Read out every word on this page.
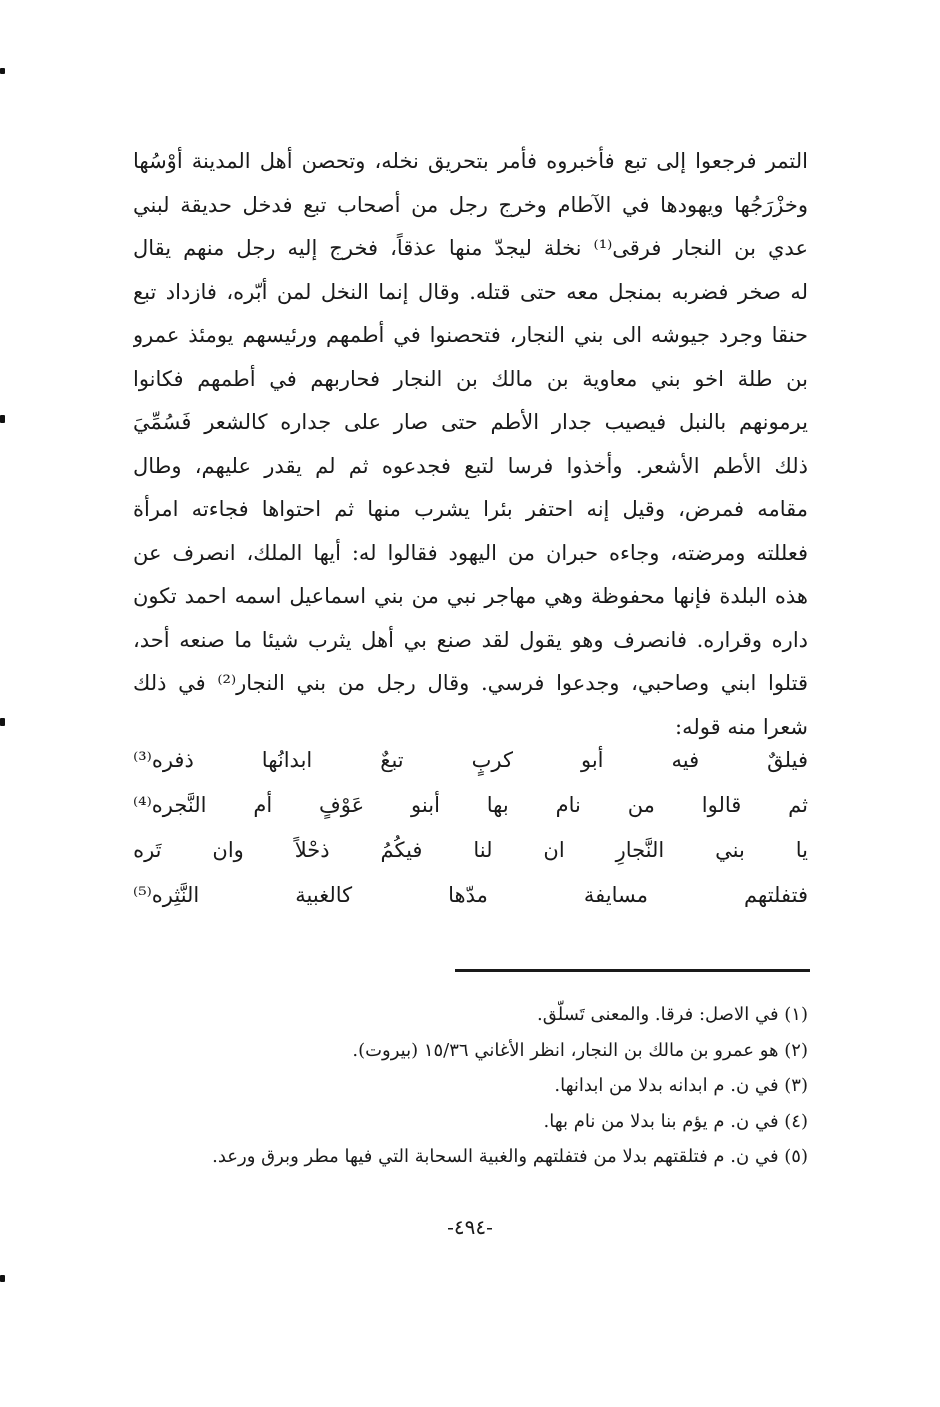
التمر فرجعوا إلى تبع فأخبروه فأمر بتحريق نخله، وتحصن أهل المدينة أوْسُها
وخزْرَجُها ويهودها في الآطام وخرج رجل من أصحاب تبع فدخل حديقة لبني
عدي بن النجار فرقى⁽¹⁾ نخلة ليجدّ منها عذقاً، فخرج إليه رجل منهم يقال
له صخر فضربه بمنجل معه حتى قتله. وقال إنما النخل لمن أبّره، فازداد تبع
حنقا وجرد جيوشه الى بني النجار، فتحصنوا في أطمهم ورئيسهم يومئذ عمرو
بن طلة اخو بني معاوية بن مالك بن النجار فحاربهم في أطمهم فكانوا
يرمونهم بالنبل فيصيب جدار الأطم حتى صار على جداره كالشعر فَسُمِّيَ
ذلك الأطم الأشعر. وأخذوا فرسا لتبع فجدعوه ثم لم يقدر عليهم، وطال
مقامه فمرض، وقيل إنه احتفر بئرا يشرب منها ثم احتواها فجاءته امرأة
فعللته ومرضته، وجاءه حبران من اليهود فقالوا له: أيها الملك، انصرف عن
هذه البلدة فإنها محفوظة وهي مهاجر نبي من بني اسماعيل اسمه احمد تكون
داره وقراره. فانصرف وهو يقول لقد صنع بي أهل يثرب شيئا ما صنعه أحد،
قتلوا ابني وصاحبي، وجدعوا فرسي. وقال رجل من بني النجار⁽²⁾ في ذلك
شعرا منه قوله:
فيلقٌ
فيه
أبو
كربٍ
تبعٌ
ابدانُها
ذفره⁽³⁾
ثم
قالوا
من
نام
بها
أبنو
عَوْفٍ
أم
النَّجره⁽⁴⁾
يا
بني
النَّجارِ
ان
لنا
فيكُمُ
ذحْلاً
وان
تَره
فتفلتهم
مسايفة
مدّها
كالغبية
النَّثِره⁽⁵⁾
(١) في الاصل: فرقا. والمعنى تَسلّق.
(٢) هو عمرو بن مالك بن النجار، انظر الأغاني ١٥/٣٦ (بيروت).
(٣) في ن. م ابدانه بدلا من ابدانها.
(٤) في ن. م يؤم بنا بدلا من نام بها.
(٥) في ن. م فتلقتهم بدلا من فتفلتهم والغبية السحابة التي فيها مطر وبرق ورعد.
-٤٩٤-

## Problem requirements
Pick each line holding the word "الأطم" out of the listing.

## Task output
يرمونهم بالنبل فيصيب جدار الأطم حتى صار على جداره كالشعر فَسُمِّيَ
ذلك الأطم الأشعر. وأخذوا فرسا لتبع فجدعوه ثم لم يقدر عليهم، وطال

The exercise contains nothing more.